[Dataset excerpt]
--- Start ---
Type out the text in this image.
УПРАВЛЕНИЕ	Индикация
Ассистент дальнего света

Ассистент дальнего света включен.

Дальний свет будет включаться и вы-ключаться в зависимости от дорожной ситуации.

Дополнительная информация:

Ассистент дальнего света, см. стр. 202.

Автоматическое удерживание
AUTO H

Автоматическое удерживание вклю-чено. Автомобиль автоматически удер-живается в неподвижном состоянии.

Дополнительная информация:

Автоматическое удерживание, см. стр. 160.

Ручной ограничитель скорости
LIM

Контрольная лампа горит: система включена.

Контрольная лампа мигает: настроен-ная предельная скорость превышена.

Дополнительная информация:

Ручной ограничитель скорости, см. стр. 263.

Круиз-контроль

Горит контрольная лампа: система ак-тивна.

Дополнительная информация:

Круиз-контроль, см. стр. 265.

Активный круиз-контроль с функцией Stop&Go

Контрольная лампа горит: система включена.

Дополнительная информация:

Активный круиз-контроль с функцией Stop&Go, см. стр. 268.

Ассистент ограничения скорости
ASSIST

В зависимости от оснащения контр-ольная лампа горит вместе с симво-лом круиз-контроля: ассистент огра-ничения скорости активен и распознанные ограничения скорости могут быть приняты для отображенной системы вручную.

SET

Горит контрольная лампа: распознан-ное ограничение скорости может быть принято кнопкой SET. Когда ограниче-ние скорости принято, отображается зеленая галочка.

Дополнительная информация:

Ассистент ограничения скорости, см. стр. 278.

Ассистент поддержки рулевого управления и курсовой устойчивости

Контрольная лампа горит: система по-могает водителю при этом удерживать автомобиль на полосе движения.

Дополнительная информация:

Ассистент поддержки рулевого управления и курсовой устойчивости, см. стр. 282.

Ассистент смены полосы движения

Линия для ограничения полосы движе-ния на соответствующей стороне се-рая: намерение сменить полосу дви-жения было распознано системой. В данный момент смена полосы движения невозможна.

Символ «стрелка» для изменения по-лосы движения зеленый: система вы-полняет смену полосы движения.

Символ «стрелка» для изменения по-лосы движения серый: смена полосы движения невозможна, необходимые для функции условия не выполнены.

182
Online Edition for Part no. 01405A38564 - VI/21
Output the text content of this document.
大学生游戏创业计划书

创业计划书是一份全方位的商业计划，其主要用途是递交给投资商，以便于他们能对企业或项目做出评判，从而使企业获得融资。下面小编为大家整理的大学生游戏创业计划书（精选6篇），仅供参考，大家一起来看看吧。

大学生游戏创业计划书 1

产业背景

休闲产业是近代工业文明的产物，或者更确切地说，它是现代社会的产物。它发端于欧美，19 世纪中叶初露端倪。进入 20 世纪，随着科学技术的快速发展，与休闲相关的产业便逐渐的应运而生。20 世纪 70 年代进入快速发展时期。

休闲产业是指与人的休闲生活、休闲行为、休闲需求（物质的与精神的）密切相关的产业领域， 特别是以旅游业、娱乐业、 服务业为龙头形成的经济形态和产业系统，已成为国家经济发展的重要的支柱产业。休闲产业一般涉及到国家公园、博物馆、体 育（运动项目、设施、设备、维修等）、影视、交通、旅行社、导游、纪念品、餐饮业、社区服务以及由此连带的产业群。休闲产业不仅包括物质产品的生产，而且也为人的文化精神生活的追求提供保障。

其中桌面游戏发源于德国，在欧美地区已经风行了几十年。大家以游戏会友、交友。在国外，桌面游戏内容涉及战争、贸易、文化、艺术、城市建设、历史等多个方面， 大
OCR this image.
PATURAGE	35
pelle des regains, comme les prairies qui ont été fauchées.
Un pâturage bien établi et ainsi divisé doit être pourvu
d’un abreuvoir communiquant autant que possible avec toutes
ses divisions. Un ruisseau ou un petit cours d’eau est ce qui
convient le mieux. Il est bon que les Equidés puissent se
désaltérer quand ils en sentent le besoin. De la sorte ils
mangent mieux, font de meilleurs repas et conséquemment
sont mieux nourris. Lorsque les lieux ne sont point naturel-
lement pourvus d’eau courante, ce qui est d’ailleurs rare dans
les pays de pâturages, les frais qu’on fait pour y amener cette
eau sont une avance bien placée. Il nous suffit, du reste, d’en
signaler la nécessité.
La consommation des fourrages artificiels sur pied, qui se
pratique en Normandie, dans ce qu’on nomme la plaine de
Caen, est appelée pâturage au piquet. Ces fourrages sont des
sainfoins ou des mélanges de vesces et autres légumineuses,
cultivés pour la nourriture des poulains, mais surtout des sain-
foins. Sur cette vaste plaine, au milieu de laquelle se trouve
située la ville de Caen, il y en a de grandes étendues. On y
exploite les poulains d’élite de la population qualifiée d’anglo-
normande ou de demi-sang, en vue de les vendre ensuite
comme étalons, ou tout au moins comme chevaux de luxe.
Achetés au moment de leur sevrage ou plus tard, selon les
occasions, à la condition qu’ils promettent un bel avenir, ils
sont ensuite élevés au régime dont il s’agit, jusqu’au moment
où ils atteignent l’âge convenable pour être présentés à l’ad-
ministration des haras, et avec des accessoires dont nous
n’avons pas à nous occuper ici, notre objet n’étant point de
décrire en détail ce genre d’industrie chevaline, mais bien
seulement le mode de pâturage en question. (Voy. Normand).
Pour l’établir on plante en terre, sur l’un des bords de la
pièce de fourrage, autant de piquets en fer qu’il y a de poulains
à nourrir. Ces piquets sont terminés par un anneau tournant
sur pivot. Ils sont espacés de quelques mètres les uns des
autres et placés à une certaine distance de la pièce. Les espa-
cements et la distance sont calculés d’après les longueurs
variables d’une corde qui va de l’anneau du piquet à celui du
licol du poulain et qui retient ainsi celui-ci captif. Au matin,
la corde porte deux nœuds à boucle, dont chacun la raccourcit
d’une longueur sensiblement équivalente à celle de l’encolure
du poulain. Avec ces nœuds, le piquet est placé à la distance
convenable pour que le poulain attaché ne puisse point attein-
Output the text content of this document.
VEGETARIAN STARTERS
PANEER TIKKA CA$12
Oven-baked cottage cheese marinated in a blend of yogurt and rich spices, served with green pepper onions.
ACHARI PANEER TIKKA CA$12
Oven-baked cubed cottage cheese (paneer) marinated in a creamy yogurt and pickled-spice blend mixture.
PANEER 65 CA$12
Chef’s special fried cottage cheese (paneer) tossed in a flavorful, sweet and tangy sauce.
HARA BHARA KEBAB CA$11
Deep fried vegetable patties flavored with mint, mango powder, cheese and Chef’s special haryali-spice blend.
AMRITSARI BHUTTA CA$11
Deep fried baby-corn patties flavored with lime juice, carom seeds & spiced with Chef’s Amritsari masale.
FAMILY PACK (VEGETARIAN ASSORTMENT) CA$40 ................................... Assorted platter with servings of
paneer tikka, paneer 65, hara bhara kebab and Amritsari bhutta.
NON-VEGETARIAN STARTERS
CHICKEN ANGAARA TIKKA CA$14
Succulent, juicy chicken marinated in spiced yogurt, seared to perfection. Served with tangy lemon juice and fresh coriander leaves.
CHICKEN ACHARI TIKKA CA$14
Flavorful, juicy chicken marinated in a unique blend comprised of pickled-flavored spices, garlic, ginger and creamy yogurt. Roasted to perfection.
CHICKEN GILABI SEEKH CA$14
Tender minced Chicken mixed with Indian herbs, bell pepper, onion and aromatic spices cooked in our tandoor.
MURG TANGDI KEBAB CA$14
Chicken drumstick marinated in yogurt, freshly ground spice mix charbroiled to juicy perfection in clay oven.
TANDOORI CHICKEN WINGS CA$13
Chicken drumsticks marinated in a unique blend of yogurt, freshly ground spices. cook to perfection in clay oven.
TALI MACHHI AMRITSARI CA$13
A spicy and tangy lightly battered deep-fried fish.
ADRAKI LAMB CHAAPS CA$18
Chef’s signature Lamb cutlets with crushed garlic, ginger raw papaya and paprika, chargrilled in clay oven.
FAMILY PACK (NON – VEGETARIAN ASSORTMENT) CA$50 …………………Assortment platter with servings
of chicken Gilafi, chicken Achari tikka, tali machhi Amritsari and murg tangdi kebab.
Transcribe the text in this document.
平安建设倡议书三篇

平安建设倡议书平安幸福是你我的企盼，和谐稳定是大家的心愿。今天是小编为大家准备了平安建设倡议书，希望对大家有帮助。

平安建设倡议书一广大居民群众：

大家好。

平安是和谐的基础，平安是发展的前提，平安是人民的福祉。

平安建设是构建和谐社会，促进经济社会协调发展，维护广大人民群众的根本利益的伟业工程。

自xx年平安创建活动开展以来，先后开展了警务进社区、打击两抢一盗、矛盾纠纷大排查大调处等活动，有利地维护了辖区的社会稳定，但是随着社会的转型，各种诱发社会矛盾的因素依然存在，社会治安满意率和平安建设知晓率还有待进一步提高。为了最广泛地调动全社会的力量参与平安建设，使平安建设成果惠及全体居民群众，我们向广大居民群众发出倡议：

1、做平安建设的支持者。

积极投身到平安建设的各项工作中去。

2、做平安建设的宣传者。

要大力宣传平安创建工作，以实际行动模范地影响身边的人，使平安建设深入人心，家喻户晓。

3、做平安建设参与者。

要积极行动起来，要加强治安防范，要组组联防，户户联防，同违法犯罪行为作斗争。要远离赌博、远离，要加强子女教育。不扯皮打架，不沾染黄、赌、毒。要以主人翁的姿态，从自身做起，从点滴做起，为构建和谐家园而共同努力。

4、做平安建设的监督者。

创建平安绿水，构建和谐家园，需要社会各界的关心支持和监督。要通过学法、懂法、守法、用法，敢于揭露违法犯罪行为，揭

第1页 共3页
--- End ---
Search the data for the string "image". List each line that has it.

> EXERCISE RESULT
Type out the text in this image.
OCR this image.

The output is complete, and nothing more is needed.